[A block of data]
+++++
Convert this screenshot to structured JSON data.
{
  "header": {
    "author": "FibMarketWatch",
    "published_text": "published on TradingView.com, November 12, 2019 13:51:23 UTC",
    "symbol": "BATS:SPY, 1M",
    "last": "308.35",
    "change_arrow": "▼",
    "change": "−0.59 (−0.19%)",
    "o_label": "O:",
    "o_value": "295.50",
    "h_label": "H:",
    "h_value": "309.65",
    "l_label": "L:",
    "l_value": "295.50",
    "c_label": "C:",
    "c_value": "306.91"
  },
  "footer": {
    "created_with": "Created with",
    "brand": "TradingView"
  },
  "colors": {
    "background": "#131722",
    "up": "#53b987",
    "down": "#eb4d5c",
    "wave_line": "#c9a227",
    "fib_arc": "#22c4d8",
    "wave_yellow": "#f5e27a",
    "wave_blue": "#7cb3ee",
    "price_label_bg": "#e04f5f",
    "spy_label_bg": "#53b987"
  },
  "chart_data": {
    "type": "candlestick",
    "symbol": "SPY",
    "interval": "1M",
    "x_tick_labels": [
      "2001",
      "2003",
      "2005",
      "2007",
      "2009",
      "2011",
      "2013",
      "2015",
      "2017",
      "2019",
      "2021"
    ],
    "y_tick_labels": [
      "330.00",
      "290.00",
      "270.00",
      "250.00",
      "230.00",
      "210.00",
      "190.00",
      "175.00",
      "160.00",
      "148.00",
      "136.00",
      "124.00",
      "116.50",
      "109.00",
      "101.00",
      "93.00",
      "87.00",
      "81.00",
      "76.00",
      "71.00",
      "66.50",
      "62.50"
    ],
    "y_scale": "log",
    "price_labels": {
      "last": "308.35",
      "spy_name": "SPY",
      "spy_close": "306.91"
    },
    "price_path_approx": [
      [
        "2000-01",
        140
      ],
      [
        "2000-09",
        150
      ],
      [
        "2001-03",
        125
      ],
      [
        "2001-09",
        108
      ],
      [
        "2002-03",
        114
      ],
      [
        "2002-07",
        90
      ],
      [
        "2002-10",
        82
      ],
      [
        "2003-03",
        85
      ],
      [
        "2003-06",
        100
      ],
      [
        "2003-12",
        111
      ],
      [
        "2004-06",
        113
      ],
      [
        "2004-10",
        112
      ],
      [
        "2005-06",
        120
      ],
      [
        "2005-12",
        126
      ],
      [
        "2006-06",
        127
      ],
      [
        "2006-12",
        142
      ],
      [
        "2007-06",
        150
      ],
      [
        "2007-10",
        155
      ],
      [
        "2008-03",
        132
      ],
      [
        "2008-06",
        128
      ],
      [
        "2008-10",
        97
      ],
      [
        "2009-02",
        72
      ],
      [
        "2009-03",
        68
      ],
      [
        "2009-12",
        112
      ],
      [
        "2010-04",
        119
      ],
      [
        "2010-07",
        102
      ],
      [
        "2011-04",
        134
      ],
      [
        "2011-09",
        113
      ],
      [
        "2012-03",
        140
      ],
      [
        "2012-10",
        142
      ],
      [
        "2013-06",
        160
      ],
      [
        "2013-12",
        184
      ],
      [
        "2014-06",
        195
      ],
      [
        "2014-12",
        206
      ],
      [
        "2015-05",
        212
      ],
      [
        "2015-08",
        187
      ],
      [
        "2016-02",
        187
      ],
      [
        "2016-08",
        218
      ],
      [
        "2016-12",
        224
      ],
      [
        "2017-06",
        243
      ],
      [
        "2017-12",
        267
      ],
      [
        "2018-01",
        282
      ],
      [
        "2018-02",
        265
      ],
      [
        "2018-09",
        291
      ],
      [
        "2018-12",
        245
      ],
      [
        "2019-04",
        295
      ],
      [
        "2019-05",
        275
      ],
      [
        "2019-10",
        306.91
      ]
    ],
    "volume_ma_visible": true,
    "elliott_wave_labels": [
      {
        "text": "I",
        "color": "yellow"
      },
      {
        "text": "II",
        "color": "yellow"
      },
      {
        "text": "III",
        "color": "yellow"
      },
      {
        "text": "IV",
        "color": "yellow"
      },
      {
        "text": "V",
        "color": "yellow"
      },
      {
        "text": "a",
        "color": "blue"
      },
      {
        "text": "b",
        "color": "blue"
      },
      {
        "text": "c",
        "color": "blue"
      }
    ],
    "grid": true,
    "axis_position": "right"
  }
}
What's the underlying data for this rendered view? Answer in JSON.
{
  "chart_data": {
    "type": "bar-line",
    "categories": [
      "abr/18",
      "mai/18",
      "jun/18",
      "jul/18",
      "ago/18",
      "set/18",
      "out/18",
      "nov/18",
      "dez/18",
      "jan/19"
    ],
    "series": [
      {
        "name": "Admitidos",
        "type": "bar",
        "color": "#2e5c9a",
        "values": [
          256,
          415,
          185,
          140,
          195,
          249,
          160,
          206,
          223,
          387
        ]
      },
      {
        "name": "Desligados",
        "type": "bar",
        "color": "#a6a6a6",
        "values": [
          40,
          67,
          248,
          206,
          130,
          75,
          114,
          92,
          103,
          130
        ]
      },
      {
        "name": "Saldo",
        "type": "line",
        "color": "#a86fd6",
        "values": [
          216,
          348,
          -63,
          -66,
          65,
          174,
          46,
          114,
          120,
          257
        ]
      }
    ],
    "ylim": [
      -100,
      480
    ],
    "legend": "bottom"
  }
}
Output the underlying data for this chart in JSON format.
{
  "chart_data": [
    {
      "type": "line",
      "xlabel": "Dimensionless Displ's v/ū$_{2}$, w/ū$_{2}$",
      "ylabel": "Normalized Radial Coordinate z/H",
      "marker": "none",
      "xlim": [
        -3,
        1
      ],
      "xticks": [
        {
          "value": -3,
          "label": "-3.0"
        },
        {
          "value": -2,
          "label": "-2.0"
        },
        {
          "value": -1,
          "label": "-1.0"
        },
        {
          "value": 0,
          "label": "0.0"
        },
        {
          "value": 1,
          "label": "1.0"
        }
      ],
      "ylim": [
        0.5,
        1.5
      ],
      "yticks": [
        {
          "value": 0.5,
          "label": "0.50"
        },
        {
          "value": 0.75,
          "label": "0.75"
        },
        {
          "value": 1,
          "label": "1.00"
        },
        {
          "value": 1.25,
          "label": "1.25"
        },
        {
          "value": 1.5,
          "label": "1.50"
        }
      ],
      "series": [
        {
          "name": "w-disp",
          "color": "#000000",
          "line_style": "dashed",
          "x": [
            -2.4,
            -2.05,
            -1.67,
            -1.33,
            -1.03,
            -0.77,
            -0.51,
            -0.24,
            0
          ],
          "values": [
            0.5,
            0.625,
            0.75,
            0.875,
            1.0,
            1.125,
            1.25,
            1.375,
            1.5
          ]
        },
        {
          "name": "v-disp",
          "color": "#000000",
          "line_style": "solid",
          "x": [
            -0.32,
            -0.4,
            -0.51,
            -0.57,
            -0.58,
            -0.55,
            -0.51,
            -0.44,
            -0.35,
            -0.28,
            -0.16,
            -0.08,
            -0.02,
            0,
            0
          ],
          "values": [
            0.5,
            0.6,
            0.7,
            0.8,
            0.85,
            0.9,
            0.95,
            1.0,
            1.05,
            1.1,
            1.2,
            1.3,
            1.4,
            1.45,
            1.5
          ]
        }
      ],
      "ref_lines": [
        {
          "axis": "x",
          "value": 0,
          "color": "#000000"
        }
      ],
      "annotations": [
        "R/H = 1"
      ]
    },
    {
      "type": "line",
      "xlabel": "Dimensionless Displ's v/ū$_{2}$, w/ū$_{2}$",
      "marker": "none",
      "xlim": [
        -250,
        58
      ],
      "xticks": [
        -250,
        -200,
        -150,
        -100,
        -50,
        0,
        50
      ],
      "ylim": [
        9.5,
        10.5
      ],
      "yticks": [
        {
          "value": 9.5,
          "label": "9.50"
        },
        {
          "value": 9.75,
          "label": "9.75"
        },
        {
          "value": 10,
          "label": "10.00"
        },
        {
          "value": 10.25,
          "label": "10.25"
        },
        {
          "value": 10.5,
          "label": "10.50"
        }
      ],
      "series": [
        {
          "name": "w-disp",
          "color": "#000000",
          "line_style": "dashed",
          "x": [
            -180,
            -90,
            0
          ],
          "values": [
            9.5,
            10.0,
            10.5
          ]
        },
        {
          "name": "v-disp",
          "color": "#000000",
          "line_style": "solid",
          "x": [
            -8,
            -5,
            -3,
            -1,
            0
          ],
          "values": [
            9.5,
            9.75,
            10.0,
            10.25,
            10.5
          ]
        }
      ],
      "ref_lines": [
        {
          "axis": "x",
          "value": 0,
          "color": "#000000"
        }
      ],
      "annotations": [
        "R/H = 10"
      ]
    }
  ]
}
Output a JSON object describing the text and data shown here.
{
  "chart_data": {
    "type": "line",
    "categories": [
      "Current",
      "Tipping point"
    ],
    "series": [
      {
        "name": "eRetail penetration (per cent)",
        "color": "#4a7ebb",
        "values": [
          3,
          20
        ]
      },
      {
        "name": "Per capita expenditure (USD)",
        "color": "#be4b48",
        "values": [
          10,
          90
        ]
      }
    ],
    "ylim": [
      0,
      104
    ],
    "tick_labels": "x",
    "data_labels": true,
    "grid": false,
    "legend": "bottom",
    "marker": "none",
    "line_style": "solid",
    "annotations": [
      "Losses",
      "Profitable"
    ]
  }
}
+++++
▸ **TASK STATEMENT**: Take each line of the material that contains the word "Output" and list it.

▸ **SOLUTION FOR THIS EXERCISE**:
Output the underlying data for this chart in JSON format.
Output a JSON object describing the text and data shown here.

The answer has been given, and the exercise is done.